> [Record list]:
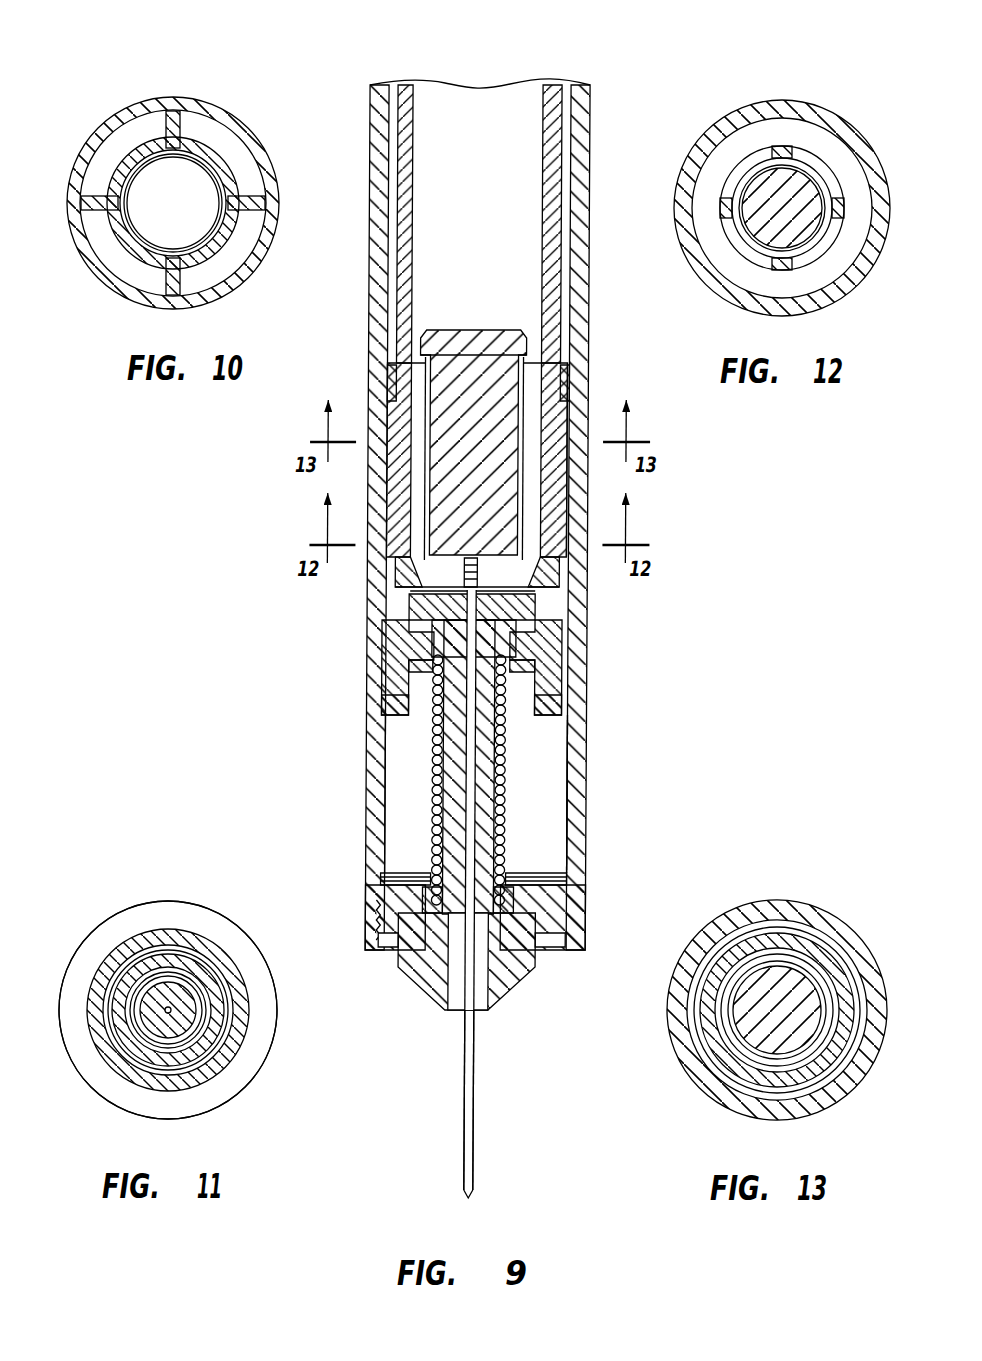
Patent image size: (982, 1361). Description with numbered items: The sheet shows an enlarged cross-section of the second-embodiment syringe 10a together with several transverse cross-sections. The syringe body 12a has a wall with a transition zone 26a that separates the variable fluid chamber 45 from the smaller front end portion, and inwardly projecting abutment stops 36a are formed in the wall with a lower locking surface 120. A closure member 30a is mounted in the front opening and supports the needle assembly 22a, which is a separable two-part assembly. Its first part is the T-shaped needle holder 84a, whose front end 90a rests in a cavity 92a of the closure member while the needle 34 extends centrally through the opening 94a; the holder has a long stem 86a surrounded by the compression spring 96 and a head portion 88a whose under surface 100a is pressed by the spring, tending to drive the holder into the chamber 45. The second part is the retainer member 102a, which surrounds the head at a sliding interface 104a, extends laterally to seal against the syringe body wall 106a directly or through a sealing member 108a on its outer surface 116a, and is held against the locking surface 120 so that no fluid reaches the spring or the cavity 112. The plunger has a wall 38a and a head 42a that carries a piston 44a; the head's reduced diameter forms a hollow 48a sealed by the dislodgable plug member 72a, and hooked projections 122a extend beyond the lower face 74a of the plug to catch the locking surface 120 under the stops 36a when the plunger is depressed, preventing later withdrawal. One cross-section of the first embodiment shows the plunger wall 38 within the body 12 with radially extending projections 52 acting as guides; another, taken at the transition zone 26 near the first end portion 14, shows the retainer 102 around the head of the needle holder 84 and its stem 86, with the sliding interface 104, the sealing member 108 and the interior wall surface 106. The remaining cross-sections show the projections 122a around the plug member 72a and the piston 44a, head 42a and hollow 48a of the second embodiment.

In FIG. 9, the syringe 10a is at (472, 50).
In FIG. 9, the syringe body 12a is at (596, 100).
In FIG. 12, the syringe body 12a is at (748, 98).
In FIG. 13, the syringe body 12a is at (708, 920).
In FIG. 9, the plunger wall 38a is at (563, 202).
In FIG. 9, the dislodgable plug member 72a is at (474, 422).
In FIG. 12, the dislodgable plug member 72a is at (764, 188).
In FIG. 13, the dislodgable plug member 72a is at (807, 992).
In FIG. 9, the hooked projections 122a is at (412, 562).
In FIG. 12, the hooked projections 122a is at (797, 152).
In FIG. 9, the lower face 74a is at (432, 542).
In FIG. 9, the variable fluid chamber 45 is at (584, 545).
In FIG. 9, the abutment stops 36a is at (410, 606).
In FIG. 9, the transition zone 26a is at (467, 688).
In FIG. 9, the sealing member 108a is at (394, 650).
In FIG. 9, the locking surface 120 is at (564, 640).
In FIG. 9, the sliding interface 104a is at (427, 658).
In FIG. 9, the syringe body wall 106a is at (400, 704).
In FIG. 9, the retainer member 102a is at (567, 680).
In FIG. 9, the head portion 88a is at (454, 640).
In FIG. 9, the needle holder 84a is at (494, 838).
In FIG. 9, the under surface 100a is at (394, 738).
In FIG. 9, the outer surface 116a is at (574, 698).
In FIG. 9, the cavity 112 is at (544, 811).
In FIG. 9, the stem 86a is at (439, 832).
In FIG. 9, the compression spring 96 is at (440, 864).
In FIG. 9, the needle assembly 22a is at (420, 780).
In FIG. 9, the cavity 92a is at (389, 884).
In FIG. 9, the front end 90a is at (494, 945).
In FIG. 9, the closure member 30a is at (500, 1000).
In FIG. 9, the needle 34 is at (471, 1122).
In FIG. 9, the opening 94a is at (479, 1014).
In FIG. 10, the syringe body 12 is at (218, 95).
In FIG. 10, the plunger wall 38 is at (121, 254).
In FIG. 10, the projections 52 is at (168, 120).
In FIG. 11, the transition zone 26 is at (115, 904).
In FIG. 11, the first end portion 14 is at (110, 1075).
In FIG. 11, the interior wall surface 106 is at (163, 937).
In FIG. 11, the sealing member 108 is at (208, 956).
In FIG. 11, the retainer member 102 is at (223, 993).
In FIG. 11, the sliding interface 104 is at (216, 1009).
In FIG. 11, the stem portion 86 is at (207, 1055).
In FIG. 11, the needle holder 84 is at (185, 1050).
In FIG. 13, the piston 44a is at (787, 935).
In FIG. 13, the head 42a is at (732, 1080).
In FIG. 13, the hollow 48a is at (785, 1060).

> [Do this]: Transcribe all of the data above word for word, leaving the pictures out of your answer.

> [Solution]:
Patent image size: (982, 1361). Description with numbered items: The sheet shows an enlarged cross-section of the second-embodiment syringe 10a together with several transverse cross-sections. The syringe body 12a has a wall with a transition zone 26a that separates the variable fluid chamber 45 from the smaller front end portion, and inwardly projecting abutment stops 36a are formed in the wall with a lower locking surface 120. A closure member 30a is mounted in the front opening and supports the needle assembly 22a, which is a separable two-part assembly. Its first part is the T-shaped needle holder 84a, whose front end 90a rests in a cavity 92a of the closure member while the needle 34 extends centrally through the opening 94a; the holder has a long stem 86a surrounded by the compression spring 96 and a head portion 88a whose under surface 100a is pressed by the spring, tending to drive the holder into the chamber 45. The second part is the retainer member 102a, which surrounds the head at a sliding interface 104a, extends laterally to seal against the syringe body wall 106a directly or through a sealing member 108a on its outer surface 116a, and is held against the locking surface 120 so that no fluid reaches the spring or the cavity 112. The plunger has a wall 38a and a head 42a that carries a piston 44a; the head's reduced diameter forms a hollow 48a sealed by the dislodgable plug member 72a, and hooked projections 122a extend beyond the lower face 74a of the plug to catch the locking surface 120 under the stops 36a when the plunger is depressed, preventing later withdrawal. One cross-section of the first embodiment shows the plunger wall 38 within the body 12 with radially extending projections 52 acting as guides; another, taken at the transition zone 26 near the first end portion 14, shows the retainer 102 around the head of the needle holder 84 and its stem 86, with the sliding interface 104, the sealing member 108 and the interior wall surface 106. The remaining cross-sections show the projections 122a around the plug member 72a and the piston 44a, head 42a and hollow 48a of the second embodiment.

In FIG. 9, the syringe 10a is at (472, 50).
In FIG. 9, the syringe body 12a is at (596, 100).
In FIG. 12, the syringe body 12a is at (748, 98).
In FIG. 13, the syringe body 12a is at (708, 920).
In FIG. 9, the plunger wall 38a is at (563, 202).
In FIG. 9, the dislodgable plug member 72a is at (474, 422).
In FIG. 12, the dislodgable plug member 72a is at (764, 188).
In FIG. 13, the dislodgable plug member 72a is at (807, 992).
In FIG. 9, the hooked projections 122a is at (412, 562).
In FIG. 12, the hooked projections 122a is at (797, 152).
In FIG. 9, the lower face 74a is at (432, 542).
In FIG. 9, the variable fluid chamber 45 is at (584, 545).
In FIG. 9, the abutment stops 36a is at (410, 606).
In FIG. 9, the transition zone 26a is at (467, 688).
In FIG. 9, the sealing member 108a is at (394, 650).
In FIG. 9, the locking surface 120 is at (564, 640).
In FIG. 9, the sliding interface 104a is at (427, 658).
In FIG. 9, the syringe body wall 106a is at (400, 704).
In FIG. 9, the retainer member 102a is at (567, 680).
In FIG. 9, the head portion 88a is at (454, 640).
In FIG. 9, the needle holder 84a is at (494, 838).
In FIG. 9, the under surface 100a is at (394, 738).
In FIG. 9, the outer surface 116a is at (574, 698).
In FIG. 9, the cavity 112 is at (544, 811).
In FIG. 9, the stem 86a is at (439, 832).
In FIG. 9, the compression spring 96 is at (440, 864).
In FIG. 9, the needle assembly 22a is at (420, 780).
In FIG. 9, the cavity 92a is at (389, 884).
In FIG. 9, the front end 90a is at (494, 945).
In FIG. 9, the closure member 30a is at (500, 1000).
In FIG. 9, the needle 34 is at (471, 1122).
In FIG. 9, the opening 94a is at (479, 1014).
In FIG. 10, the syringe body 12 is at (218, 95).
In FIG. 10, the plunger wall 38 is at (121, 254).
In FIG. 10, the projections 52 is at (168, 120).
In FIG. 11, the transition zone 26 is at (115, 904).
In FIG. 11, the first end portion 14 is at (110, 1075).
In FIG. 11, the interior wall surface 106 is at (163, 937).
In FIG. 11, the sealing member 108 is at (208, 956).
In FIG. 11, the retainer member 102 is at (223, 993).
In FIG. 11, the sliding interface 104 is at (216, 1009).
In FIG. 11, the stem portion 86 is at (207, 1055).
In FIG. 11, the needle holder 84 is at (185, 1050).
In FIG. 13, the piston 44a is at (787, 935).
In FIG. 13, the head 42a is at (732, 1080).
In FIG. 13, the hollow 48a is at (785, 1060).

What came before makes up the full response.